> Collected data:

|---|

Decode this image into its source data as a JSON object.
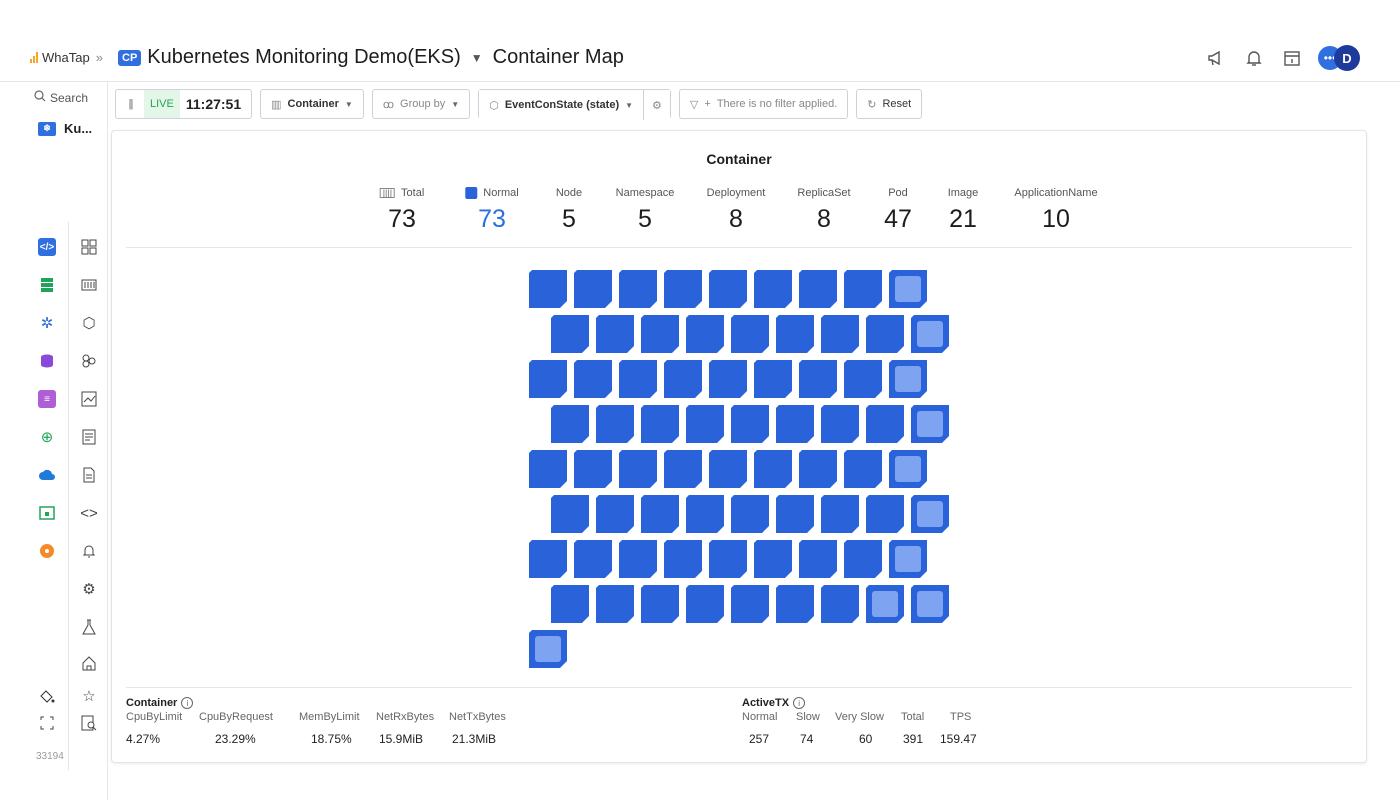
{
  "brand": {
    "name": "WhaTap",
    "chevron": "»"
  },
  "header": {
    "badge": "CP",
    "project": "Kubernetes Monitoring Demo(EKS)",
    "page": "Container Map"
  },
  "user": {
    "initial": "D"
  },
  "sidebar": {
    "search_label": "Search",
    "project_short": "Ku...",
    "version": "33194"
  },
  "toolbar": {
    "live_label": "LIVE",
    "time": "11:27:51",
    "container_label": "Container",
    "groupby_label": "Group by",
    "state_label": "EventConState (state)",
    "filter_placeholder": "There is no filter applied.",
    "reset_label": "Reset"
  },
  "panel": {
    "title": "Container",
    "stats": [
      {
        "label": "Total",
        "value": "73"
      },
      {
        "label": "Normal",
        "value": "73"
      },
      {
        "label": "Node",
        "value": "5"
      },
      {
        "label": "Namespace",
        "value": "5"
      },
      {
        "label": "Deployment",
        "value": "8"
      },
      {
        "label": "ReplicaSet",
        "value": "8"
      },
      {
        "label": "Pod",
        "value": "47"
      },
      {
        "label": "Image",
        "value": "21"
      },
      {
        "label": "ApplicationName",
        "value": "10"
      }
    ]
  },
  "container_metrics": {
    "title": "Container",
    "columns": [
      "CpuByLimit",
      "CpuByRequest",
      "MemByLimit",
      "NetRxBytes",
      "NetTxBytes"
    ],
    "values": [
      "4.27%",
      "23.29%",
      "18.75%",
      "15.9MiB",
      "21.3MiB"
    ]
  },
  "activetx": {
    "title": "ActiveTX",
    "columns": [
      "Normal",
      "Slow",
      "Very Slow",
      "Total",
      "TPS"
    ],
    "values": [
      "257",
      "74",
      "60",
      "391",
      "159.47"
    ]
  },
  "map": {
    "container_count": 73,
    "normal_color": "#2a62d9",
    "highlight_color": "#7ea3f0"
  },
  "colors": {
    "accent": "#2f6fe0",
    "live": "#23a550"
  }
}
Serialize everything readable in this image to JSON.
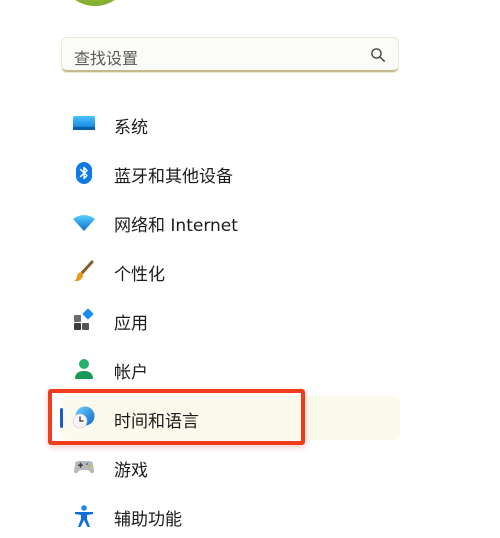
{
  "search": {
    "placeholder": "查找设置"
  },
  "nav": {
    "items": [
      {
        "label": "系统",
        "icon": "system-display-icon"
      },
      {
        "label": "蓝牙和其他设备",
        "icon": "bluetooth-icon"
      },
      {
        "label": "网络和 Internet",
        "icon": "wifi-icon"
      },
      {
        "label": "个性化",
        "icon": "paintbrush-icon"
      },
      {
        "label": "应用",
        "icon": "apps-icon"
      },
      {
        "label": "帐户",
        "icon": "account-icon"
      },
      {
        "label": "时间和语言",
        "icon": "time-language-icon"
      },
      {
        "label": "游戏",
        "icon": "gamepad-icon"
      },
      {
        "label": "辅助功能",
        "icon": "accessibility-icon"
      }
    ],
    "selected_index": 6
  },
  "colors": {
    "accent": "#1b5bd1",
    "highlight": "#ee3c1c",
    "selected_background": "#fbfaec"
  }
}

|---|

> Exercise:
Omit all pictures while transcribing the entries verbatim.

> Correct output:
Decode this image into its source data as a JSON object.
{
  "brand": {
    "name": "WhaTap",
    "chevron": "»"
  },
  "header": {
    "badge": "CP",
    "project": "Kubernetes Monitoring Demo(EKS)",
    "page": "Container Map"
  },
  "user": {
    "initial": "D"
  },
  "sidebar": {
    "search_label": "Search",
    "project_short": "Ku...",
    "version": "33194"
  },
  "toolbar": {
    "live_label": "LIVE",
    "time": "11:27:51",
    "container_label": "Container",
    "groupby_label": "Group by",
    "state_label": "EventConState (state)",
    "filter_placeholder": "There is no filter applied.",
    "reset_label": "Reset"
  },
  "panel": {
    "title": "Container",
    "stats": [
      {
        "label": "Total",
        "value": "73"
      },
      {
        "label": "Normal",
        "value": "73"
      },
      {
        "label": "Node",
        "value": "5"
      },
      {
        "label": "Namespace",
        "value": "5"
      },
      {
        "label": "Deployment",
        "value": "8"
      },
      {
        "label": "ReplicaSet",
        "value": "8"
      },
      {
        "label": "Pod",
        "value": "47"
      },
      {
        "label": "Image",
        "value": "21"
      },
      {
        "label": "ApplicationName",
        "value": "10"
      }
    ]
  },
  "container_metrics": {
    "title": "Container",
    "columns": [
      "CpuByLimit",
      "CpuByRequest",
      "MemByLimit",
      "NetRxBytes",
      "NetTxBytes"
    ],
    "values": [
      "4.27%",
      "23.29%",
      "18.75%",
      "15.9MiB",
      "21.3MiB"
    ]
  },
  "activetx": {
    "title": "ActiveTX",
    "columns": [
      "Normal",
      "Slow",
      "Very Slow",
      "Total",
      "TPS"
    ],
    "values": [
      "257",
      "74",
      "60",
      "391",
      "159.47"
    ]
  },
  "map": {
    "container_count": 73,
    "normal_color": "#2a62d9",
    "highlight_color": "#7ea3f0"
  },
  "colors": {
    "accent": "#2f6fe0",
    "live": "#23a550"
  }
}
Serialize everything readable in this image to JSON.
{
  "search": {
    "placeholder": "查找设置"
  },
  "nav": {
    "items": [
      {
        "label": "系统",
        "icon": "system-display-icon"
      },
      {
        "label": "蓝牙和其他设备",
        "icon": "bluetooth-icon"
      },
      {
        "label": "网络和 Internet",
        "icon": "wifi-icon"
      },
      {
        "label": "个性化",
        "icon": "paintbrush-icon"
      },
      {
        "label": "应用",
        "icon": "apps-icon"
      },
      {
        "label": "帐户",
        "icon": "account-icon"
      },
      {
        "label": "时间和语言",
        "icon": "time-language-icon"
      },
      {
        "label": "游戏",
        "icon": "gamepad-icon"
      },
      {
        "label": "辅助功能",
        "icon": "accessibility-icon"
      }
    ],
    "selected_index": 6
  },
  "colors": {
    "accent": "#1b5bd1",
    "highlight": "#ee3c1c",
    "selected_background": "#fbfaec"
  }
}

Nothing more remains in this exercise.